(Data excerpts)
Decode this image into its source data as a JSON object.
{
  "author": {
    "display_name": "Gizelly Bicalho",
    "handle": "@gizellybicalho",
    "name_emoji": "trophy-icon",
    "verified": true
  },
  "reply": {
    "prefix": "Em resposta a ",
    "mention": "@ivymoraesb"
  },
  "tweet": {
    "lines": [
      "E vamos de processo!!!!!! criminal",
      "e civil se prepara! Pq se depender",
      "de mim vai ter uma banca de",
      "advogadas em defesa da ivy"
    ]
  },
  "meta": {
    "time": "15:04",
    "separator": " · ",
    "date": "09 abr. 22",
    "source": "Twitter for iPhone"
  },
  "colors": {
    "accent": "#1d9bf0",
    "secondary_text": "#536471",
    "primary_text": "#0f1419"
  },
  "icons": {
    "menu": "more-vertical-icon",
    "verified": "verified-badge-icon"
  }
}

● Task details:
Copy out each line exactly.

● Exercise solution:
Decode this image into its source data as a JSON object.
{
  "author": {
    "display_name": "Gizelly Bicalho",
    "handle": "@gizellybicalho",
    "name_emoji": "trophy-icon",
    "verified": true
  },
  "reply": {
    "prefix": "Em resposta a ",
    "mention": "@ivymoraesb"
  },
  "tweet": {
    "lines": [
      "E vamos de processo!!!!!! criminal",
      "e civil se prepara! Pq se depender",
      "de mim vai ter uma banca de",
      "advogadas em defesa da ivy"
    ]
  },
  "meta": {
    "time": "15:04",
    "separator": " · ",
    "date": "09 abr. 22",
    "source": "Twitter for iPhone"
  },
  "colors": {
    "accent": "#1d9bf0",
    "secondary_text": "#536471",
    "primary_text": "#0f1419"
  },
  "icons": {
    "menu": "more-vertical-icon",
    "verified": "verified-badge-icon"
  }
}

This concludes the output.